++++ Data supplied ++++

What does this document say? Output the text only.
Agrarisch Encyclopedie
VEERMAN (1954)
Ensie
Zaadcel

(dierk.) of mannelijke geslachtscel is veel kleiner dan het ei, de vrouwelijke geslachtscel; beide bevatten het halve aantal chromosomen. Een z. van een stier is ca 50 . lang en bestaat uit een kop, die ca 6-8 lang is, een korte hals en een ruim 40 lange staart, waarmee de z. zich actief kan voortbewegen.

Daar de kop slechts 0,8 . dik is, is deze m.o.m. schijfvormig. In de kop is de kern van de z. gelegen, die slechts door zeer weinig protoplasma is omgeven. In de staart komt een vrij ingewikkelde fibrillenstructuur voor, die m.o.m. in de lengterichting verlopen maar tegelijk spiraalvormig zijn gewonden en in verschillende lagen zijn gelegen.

++++
++++ Data supplied ++++

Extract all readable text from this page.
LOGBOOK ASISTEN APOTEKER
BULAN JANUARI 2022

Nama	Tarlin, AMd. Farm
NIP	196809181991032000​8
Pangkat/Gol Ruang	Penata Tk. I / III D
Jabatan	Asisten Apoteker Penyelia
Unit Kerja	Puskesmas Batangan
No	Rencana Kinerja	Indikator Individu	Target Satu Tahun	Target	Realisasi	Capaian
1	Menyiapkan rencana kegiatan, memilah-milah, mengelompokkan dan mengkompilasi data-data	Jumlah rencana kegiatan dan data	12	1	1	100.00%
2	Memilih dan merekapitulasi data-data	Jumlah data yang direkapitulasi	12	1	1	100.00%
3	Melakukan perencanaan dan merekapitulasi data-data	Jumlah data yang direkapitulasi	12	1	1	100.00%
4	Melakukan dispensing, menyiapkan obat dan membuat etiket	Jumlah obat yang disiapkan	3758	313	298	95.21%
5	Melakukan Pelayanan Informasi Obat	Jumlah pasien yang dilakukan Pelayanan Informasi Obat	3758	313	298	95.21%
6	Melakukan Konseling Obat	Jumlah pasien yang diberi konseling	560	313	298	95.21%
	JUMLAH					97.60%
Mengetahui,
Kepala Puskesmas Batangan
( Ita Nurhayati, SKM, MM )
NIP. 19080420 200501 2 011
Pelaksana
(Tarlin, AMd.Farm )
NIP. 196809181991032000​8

++++
++++ Data supplied ++++

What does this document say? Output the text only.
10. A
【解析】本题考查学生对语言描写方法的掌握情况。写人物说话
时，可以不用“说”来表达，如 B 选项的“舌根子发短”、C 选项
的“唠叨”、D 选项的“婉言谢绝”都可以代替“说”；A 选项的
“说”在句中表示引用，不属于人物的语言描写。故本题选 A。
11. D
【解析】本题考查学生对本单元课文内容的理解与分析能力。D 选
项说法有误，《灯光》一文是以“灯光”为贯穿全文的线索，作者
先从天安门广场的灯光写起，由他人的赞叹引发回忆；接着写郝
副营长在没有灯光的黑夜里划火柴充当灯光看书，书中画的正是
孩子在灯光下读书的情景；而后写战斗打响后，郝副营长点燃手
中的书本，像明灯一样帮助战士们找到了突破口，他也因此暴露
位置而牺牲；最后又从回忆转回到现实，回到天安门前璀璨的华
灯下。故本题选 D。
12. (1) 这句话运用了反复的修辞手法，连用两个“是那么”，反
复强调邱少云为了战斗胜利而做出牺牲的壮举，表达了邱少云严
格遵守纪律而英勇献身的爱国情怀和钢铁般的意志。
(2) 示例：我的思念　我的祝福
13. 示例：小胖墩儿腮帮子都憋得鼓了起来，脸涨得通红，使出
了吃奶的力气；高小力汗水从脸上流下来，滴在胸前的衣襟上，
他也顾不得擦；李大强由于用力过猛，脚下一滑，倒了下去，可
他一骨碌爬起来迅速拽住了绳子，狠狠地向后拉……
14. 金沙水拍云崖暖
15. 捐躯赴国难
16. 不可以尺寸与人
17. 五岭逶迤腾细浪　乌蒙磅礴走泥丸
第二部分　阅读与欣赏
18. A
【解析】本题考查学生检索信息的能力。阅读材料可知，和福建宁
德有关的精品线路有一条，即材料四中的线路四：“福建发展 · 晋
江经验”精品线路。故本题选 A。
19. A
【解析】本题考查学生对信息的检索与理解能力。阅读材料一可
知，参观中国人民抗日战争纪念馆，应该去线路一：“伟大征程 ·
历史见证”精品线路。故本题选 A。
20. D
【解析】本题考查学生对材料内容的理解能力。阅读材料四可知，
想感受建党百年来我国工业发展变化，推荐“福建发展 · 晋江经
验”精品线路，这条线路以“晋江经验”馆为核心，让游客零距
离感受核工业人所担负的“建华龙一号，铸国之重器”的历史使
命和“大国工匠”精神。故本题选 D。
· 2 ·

++++

Problem description — Copy each line above that contains the word "Tarlin".

Response —
Nama	Tarlin, AMd. Farm
(Tarlin, AMd.Farm )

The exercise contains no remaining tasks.